GOAL:
Rewrite the winter lake update, beginning at the words "There’s been lots" and stopping after "the lake thaws.", with "drive" changed to "driveway".

EXTRACT PROVIDED:
23rd January 2020


With Christmas and new year celebrations a distant memory and the temperatures well below zero and the lake frozen over it felt like a good day to spend some time in the office. We are now in full flow with the winter work in order to prepare the lake for the new season which starts in late March so I thought it might be good to update everyone on what’s been done and what’s yet to be done.
There’s been lots of bits and pieces done plus repairing the pot holes to the drive. Simon and I also had the challenge of cutting up the big oak the fell into the lake and, believe me that was some challenge. We took off the crown branches and then cut the main trunk into, just about, manageable chunks. Unfortunately this was made doubly difficult because the oak is so dense that it sinks so every branch and chunk had to be manually dragged to the bank. That took quite some time but cutting them further and then splitting, logging, borrowing and stacking them took even longer. Anyway that it done but we also need to do some more tidying to a couple of the other trees but that can wait until the lake thaws.

GIVEN INFORMATION:
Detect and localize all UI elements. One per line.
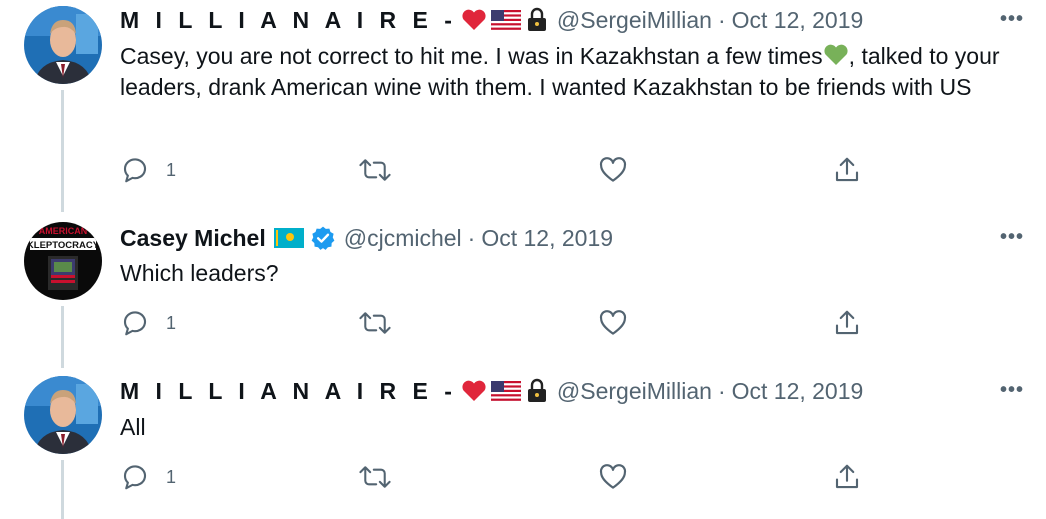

ANSWER TO THE PROBLEM:
There’s been lots of bits and pieces done plus repairing the pot holes to the driveway. Simon and I also had the challenge of cutting up the big oak the fell into the lake and, believe me that was some challenge. We took off the crown branches and then cut the main trunk into, just about, manageable chunks. Unfortunately this was made doubly difficult because the oak is so dense that it sinks so every branch and chunk had to be manually dragged to the bank. That took quite some time but cutting them further and then splitting, logging, borrowing and stacking them took even longer. Anyway that it done but we also need to do some more tidying to a couple of the other trees but that can wait until the lake thaws.